** Begin Data provided **

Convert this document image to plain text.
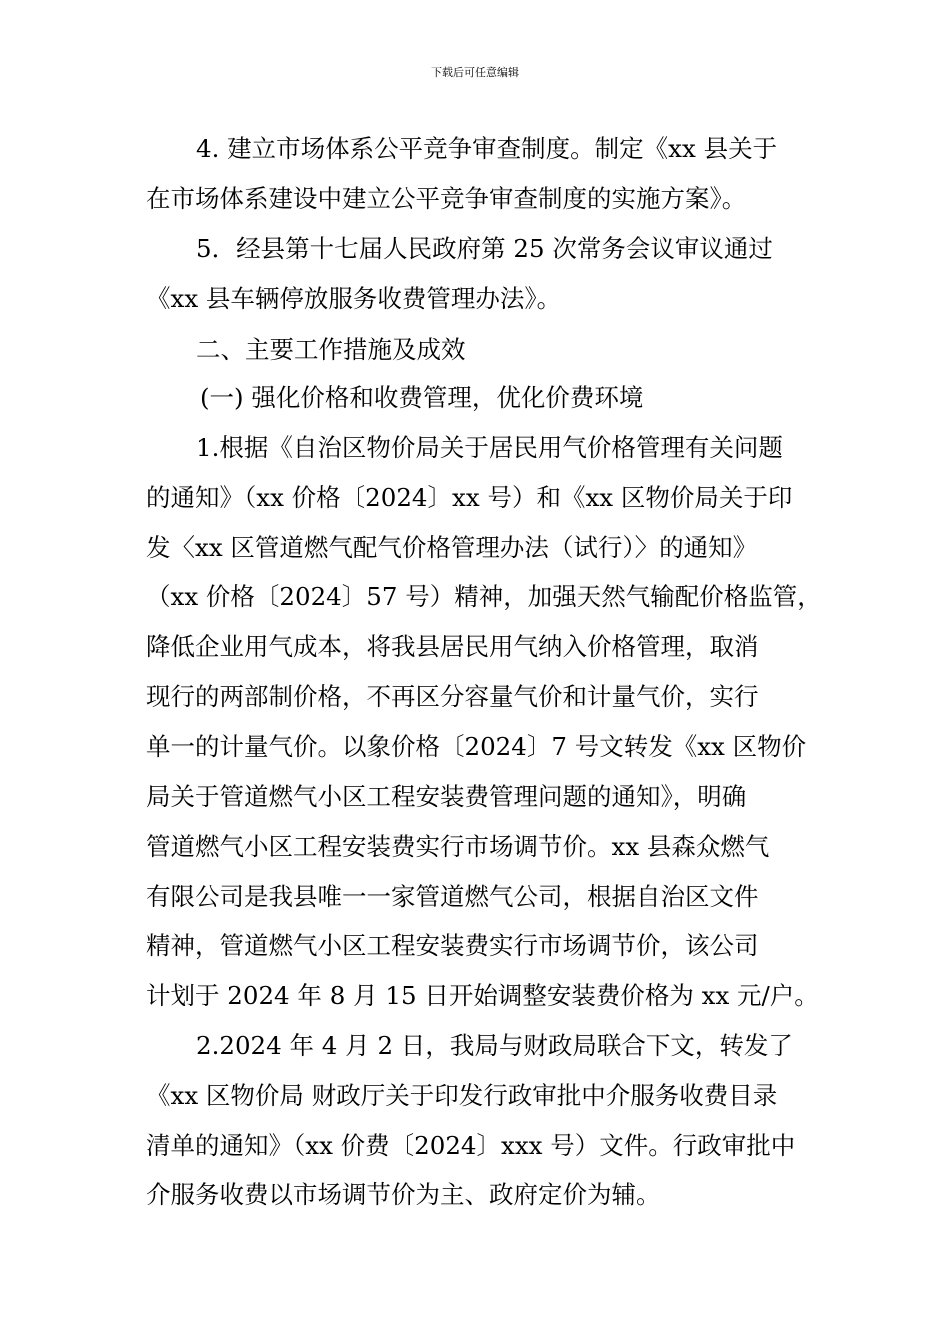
下载后可任意编辑
4. 建立市场体系公平竞争审查制度。制定《xx 县关于
在市场体系建设中建立公平竞争审查制度的实施方案》。
5．经县第十七届人民政府第 25 次常务会议审议通过
《xx 县车辆停放服务收费管理办法》。
二、主要工作措施及成效
(一) 强化价格和收费管理，优化价费环境
1.根据《自治区物价局关于居民用气价格管理有关问题
的通知》（xx 价格〔2024〕xx 号）和《xx 区物价局关于印
发〈xx 区管道燃气配气价格管理办法（试行）〉的通知》
（xx 价格〔2024〕57 号）精神，加强天然气输配价格监管，
降低企业用气成本，将我县居民用气纳入价格管理，取消
现行的两部制价格，不再区分容量气价和计量气价，实行
单一的计量气价。以象价格〔2024〕7 号文转发《xx 区物价
局关于管道燃气小区工程安装费管理问题的通知》，明确
管道燃气小区工程安装费实行市场调节价。xx 县森众燃气
有限公司是我县唯一一家管道燃气公司，根据自治区文件
精神，管道燃气小区工程安装费实行市场调节价，该公司
计划于 2024 年 8 月 15 日开始调整安装费价格为 xx 元/户。
2.2024 年 4 月 2 日，我局与财政局联合下文，转发了
《xx 区物价局 财政厅关于印发行政审批中介服务收费目录
清单的通知》（xx 价费〔2024〕xxx 号）文件。行政审批中
介服务收费以市场调节价为主、政府定价为辅。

** End Data provided **

## To be done
Copy each line of the preceding data that contains the string "管道燃气小区工程安装费实行市场调节价".

## Result for this task
管道燃气小区工程安装费实行市场调节价。xx 县森众燃气
精神，管道燃气小区工程安装费实行市场调节价，该公司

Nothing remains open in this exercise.